**Directions:**
In the listing below, count the lines with "oqmd" and report only the figure.

**Records shown:**
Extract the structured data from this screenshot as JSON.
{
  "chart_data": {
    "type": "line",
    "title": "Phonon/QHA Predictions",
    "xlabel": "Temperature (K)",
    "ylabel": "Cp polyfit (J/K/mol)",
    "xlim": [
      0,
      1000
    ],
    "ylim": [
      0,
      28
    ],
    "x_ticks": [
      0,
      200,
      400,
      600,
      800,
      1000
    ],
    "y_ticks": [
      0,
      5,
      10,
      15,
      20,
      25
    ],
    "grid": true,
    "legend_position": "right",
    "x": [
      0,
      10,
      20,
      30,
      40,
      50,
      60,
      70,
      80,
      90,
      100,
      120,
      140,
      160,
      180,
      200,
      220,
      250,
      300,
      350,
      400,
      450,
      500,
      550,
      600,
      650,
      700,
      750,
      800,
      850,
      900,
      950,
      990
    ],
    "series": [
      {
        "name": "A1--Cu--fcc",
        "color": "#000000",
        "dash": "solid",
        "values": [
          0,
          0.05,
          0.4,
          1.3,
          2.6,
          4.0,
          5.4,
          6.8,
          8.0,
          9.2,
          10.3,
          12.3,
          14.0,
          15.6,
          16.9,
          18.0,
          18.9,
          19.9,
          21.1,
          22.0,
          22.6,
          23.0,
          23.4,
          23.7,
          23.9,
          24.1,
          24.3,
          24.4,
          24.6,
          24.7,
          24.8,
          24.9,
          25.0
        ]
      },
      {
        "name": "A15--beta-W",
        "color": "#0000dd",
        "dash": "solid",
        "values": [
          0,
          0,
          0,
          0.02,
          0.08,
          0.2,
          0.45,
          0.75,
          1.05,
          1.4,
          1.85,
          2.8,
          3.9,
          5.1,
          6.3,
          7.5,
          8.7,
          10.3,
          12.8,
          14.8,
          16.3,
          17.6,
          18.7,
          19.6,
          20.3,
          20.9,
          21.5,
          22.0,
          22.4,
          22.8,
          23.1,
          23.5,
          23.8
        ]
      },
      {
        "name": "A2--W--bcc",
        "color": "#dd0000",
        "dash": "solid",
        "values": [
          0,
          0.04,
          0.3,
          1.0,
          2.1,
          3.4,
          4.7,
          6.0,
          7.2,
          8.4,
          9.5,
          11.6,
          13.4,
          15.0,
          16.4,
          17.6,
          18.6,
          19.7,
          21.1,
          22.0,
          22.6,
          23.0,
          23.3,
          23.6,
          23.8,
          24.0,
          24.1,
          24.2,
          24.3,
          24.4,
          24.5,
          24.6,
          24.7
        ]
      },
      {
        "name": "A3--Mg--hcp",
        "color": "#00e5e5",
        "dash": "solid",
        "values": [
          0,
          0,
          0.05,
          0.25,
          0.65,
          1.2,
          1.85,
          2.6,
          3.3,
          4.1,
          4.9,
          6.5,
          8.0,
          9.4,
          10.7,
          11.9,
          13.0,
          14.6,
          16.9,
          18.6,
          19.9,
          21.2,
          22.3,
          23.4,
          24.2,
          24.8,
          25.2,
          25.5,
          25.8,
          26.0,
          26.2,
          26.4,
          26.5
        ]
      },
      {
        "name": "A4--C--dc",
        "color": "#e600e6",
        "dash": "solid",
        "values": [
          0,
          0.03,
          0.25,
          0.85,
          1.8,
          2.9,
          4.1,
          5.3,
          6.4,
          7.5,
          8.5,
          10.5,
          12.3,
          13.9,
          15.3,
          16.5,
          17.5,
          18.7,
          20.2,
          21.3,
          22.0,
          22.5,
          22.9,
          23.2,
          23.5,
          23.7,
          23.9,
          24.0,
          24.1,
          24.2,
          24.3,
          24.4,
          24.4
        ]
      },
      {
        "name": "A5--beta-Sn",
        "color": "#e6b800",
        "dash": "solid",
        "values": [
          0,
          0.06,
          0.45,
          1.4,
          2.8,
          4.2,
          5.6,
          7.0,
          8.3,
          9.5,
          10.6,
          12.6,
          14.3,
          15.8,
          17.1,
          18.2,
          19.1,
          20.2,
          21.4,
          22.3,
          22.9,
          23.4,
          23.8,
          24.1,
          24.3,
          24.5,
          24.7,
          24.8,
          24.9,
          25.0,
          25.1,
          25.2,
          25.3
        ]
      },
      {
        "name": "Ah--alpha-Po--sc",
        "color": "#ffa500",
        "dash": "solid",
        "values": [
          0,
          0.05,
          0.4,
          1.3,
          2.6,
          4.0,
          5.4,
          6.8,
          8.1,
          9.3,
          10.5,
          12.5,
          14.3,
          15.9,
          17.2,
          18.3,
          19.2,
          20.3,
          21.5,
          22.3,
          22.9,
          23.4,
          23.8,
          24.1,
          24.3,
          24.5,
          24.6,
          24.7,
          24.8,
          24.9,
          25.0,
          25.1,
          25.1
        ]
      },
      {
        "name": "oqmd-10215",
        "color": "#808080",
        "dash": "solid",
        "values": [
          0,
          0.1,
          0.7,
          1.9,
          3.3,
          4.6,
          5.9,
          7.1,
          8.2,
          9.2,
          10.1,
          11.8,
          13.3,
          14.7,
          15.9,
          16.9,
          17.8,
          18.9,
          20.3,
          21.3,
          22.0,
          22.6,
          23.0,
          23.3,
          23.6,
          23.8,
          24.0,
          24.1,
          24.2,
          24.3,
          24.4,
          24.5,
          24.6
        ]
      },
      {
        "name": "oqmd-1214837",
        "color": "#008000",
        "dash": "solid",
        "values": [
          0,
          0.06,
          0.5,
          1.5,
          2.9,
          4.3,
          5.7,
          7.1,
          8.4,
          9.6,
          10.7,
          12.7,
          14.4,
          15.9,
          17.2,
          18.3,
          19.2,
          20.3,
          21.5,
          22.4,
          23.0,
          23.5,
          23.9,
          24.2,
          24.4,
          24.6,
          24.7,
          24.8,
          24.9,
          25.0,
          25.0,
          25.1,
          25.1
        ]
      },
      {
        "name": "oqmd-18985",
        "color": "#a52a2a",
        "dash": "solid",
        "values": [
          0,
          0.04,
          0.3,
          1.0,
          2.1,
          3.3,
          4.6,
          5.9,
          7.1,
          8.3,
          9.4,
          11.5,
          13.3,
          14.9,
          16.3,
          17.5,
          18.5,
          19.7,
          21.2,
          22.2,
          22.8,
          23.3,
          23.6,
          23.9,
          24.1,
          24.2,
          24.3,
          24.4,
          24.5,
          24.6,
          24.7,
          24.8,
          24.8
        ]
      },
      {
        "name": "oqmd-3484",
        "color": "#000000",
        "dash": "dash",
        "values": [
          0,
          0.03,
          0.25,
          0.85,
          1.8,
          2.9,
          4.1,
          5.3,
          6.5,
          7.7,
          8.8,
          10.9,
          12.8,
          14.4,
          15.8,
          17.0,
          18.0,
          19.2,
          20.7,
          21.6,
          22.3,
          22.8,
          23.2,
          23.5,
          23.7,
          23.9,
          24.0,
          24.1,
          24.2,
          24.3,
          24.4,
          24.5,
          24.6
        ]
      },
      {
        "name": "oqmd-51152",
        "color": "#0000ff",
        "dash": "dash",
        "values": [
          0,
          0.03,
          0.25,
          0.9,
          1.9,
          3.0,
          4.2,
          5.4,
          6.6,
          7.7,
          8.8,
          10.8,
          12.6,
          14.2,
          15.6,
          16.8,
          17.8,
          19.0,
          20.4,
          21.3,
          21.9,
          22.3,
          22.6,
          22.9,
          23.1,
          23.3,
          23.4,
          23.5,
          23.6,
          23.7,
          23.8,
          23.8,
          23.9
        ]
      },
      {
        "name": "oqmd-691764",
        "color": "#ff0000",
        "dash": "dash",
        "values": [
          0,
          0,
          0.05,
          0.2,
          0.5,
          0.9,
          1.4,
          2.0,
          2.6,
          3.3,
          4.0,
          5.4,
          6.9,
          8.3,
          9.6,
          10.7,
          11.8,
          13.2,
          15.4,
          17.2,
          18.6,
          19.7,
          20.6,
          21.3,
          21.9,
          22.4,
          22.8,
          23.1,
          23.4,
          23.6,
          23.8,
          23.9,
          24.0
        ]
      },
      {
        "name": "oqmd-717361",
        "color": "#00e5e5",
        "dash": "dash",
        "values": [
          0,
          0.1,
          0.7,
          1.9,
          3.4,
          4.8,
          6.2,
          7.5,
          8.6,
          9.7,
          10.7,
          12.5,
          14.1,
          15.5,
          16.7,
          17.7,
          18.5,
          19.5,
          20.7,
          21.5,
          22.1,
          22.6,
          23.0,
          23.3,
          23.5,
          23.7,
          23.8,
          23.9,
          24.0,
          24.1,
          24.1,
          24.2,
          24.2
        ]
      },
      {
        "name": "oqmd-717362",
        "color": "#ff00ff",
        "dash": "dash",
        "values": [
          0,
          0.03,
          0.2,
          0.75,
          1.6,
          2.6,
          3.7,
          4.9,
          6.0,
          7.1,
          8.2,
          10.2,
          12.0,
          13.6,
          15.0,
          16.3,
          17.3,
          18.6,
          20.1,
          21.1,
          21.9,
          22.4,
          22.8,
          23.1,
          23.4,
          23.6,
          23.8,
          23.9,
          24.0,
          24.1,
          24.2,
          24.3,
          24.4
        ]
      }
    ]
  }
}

**Full response:**
8